** begin **
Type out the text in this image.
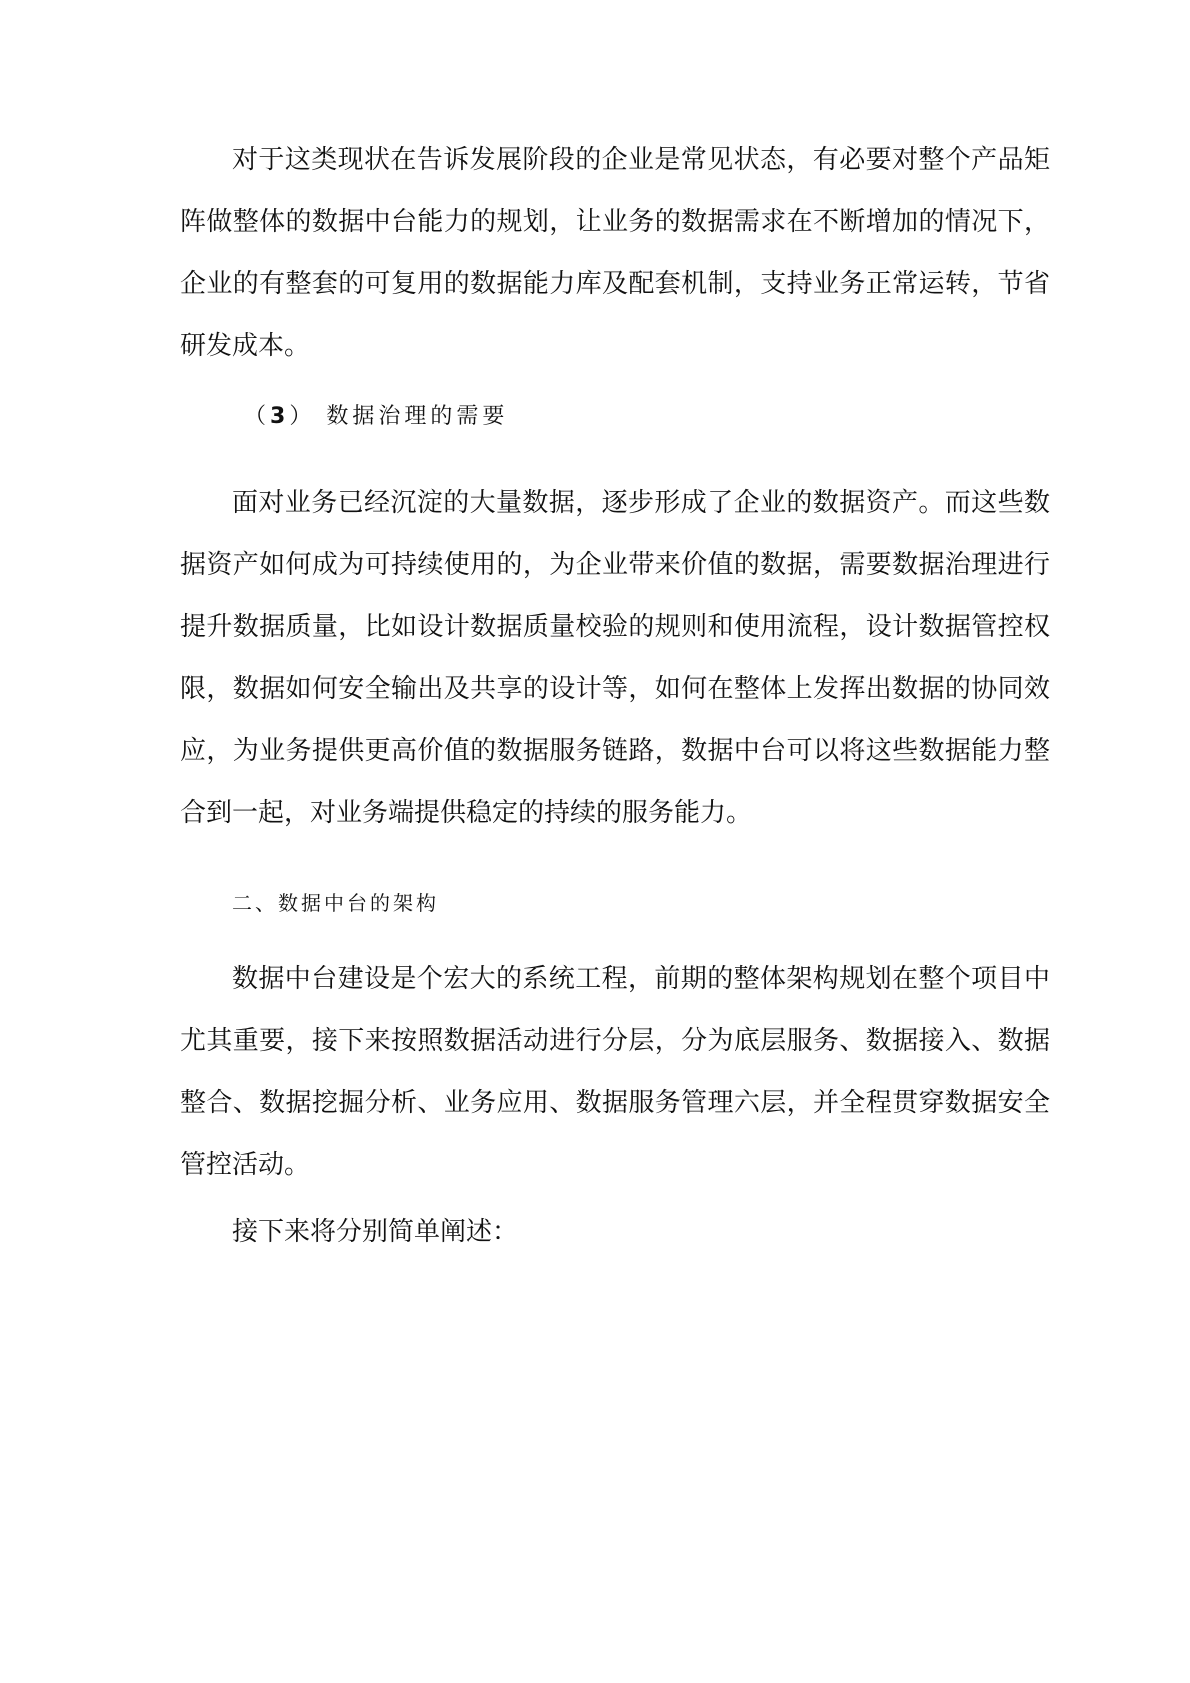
对于这类现状在告诉发展阶段的企业是常见状态，有必要对整个产品矩阵做整体的数据中台能力的规划，让业务的数据需求在不断增加的情况下，企业的有整套的可复用的数据能力库及配套机制，支持业务正常运转，节省研发成本。

（3） 数据治理的需要

面对业务已经沉淀的大量数据，逐步形成了企业的数据资产。而这些数据资产如何成为可持续使用的，为企业带来价值的数据，需要数据治理进行提升数据质量，比如设计数据质量校验的规则和使用流程，设计数据管控权限，数据如何安全输出及共享的设计等，如何在整体上发挥出数据的协同效应，为业务提供更高价值的数据服务链路，数据中台可以将这些数据能力整合到一起，对业务端提供稳定的持续的服务能力。

二、数据中台的架构

数据中台建设是个宏大的系统工程，前期的整体架构规划在整个项目中尤其重要，接下来按照数据活动进行分层，分为底层服务、数据接入、数据整合、数据挖掘分析、业务应用、数据服务管理六层，并全程贯穿数据安全管控活动。

接下来将分别简单阐述：
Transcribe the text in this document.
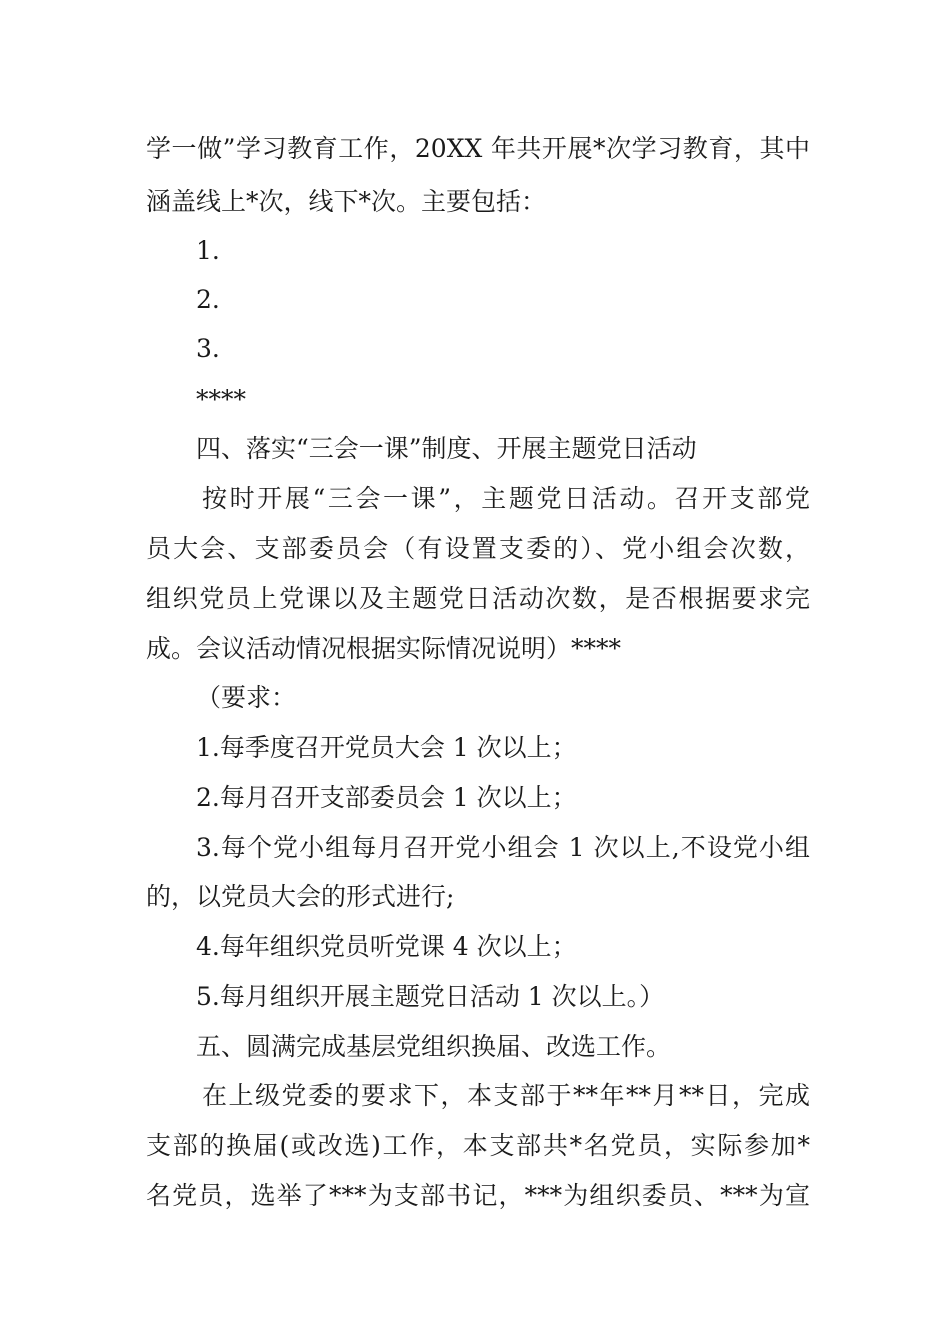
学一做”学习教育工作，20XX 年共开展*次学习教育，其中
涵盖线上*次，线下*次。主要包括：
1.
2.
3.
****
四、落实“三会一课”制度、开展主题党日活动
按时开展“三会一课”，主题党日活动。召开支部党
员大会、支部委员会（有设置支委的）、党小组会次数，
组织党员上党课以及主题党日活动次数，是否根据要求完
成。会议活动情况根据实际情况说明）****
（要求：
1.每季度召开党员大会 1 次以上；
2.每月召开支部委员会 1 次以上；
3.每个党小组每月召开党小组会 1 次以上,不设党小组
的，以党员大会的形式进行;
4.每年组织党员听党课 4 次以上；
5.每月组织开展主题党日活动 1 次以上。）
五、圆满完成基层党组织换届、改选工作。
在上级党委的要求下，本支部于**年**月**日，完成
支部的换届(或改选)工作，本支部共*名党员，实际参加*
名党员，选举了***为支部书记，***为组织委员、***为宣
** end **
Written exercise: Show all lines from the listing above in which "this" appears.

Exercise response:
Type out the text in this image.
Transcribe the text in this document.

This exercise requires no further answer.